## Instructions for the task
Copy every line that mentions the word "constant".

╭──

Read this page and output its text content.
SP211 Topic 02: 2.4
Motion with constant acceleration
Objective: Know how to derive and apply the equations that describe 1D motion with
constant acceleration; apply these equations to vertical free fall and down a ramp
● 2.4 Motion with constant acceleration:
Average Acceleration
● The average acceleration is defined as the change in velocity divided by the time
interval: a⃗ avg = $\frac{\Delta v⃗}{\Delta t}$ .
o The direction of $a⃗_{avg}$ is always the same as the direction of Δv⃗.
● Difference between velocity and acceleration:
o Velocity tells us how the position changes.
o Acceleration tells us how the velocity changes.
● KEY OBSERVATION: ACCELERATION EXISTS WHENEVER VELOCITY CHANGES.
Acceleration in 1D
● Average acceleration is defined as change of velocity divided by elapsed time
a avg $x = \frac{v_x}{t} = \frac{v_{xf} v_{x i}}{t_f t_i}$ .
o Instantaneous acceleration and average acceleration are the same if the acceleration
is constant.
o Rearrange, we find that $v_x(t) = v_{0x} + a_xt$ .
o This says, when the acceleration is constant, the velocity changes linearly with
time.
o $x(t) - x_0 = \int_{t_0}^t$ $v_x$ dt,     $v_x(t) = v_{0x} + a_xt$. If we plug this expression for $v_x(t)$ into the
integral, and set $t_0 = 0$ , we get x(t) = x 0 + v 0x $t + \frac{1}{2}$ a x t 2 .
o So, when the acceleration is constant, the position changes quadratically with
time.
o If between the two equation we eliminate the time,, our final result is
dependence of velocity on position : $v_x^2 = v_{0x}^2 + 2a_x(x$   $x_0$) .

╰──

## Result
Motion with constant acceleration
constant acceleration; apply these equations to vertical free fall and down a ramp
● 2.4 Motion with constant acceleration:
is constant.
o This says, when the acceleration is constant, the velocity changes linearly with
o So, when the acceleration is constant, the position changes quadratically with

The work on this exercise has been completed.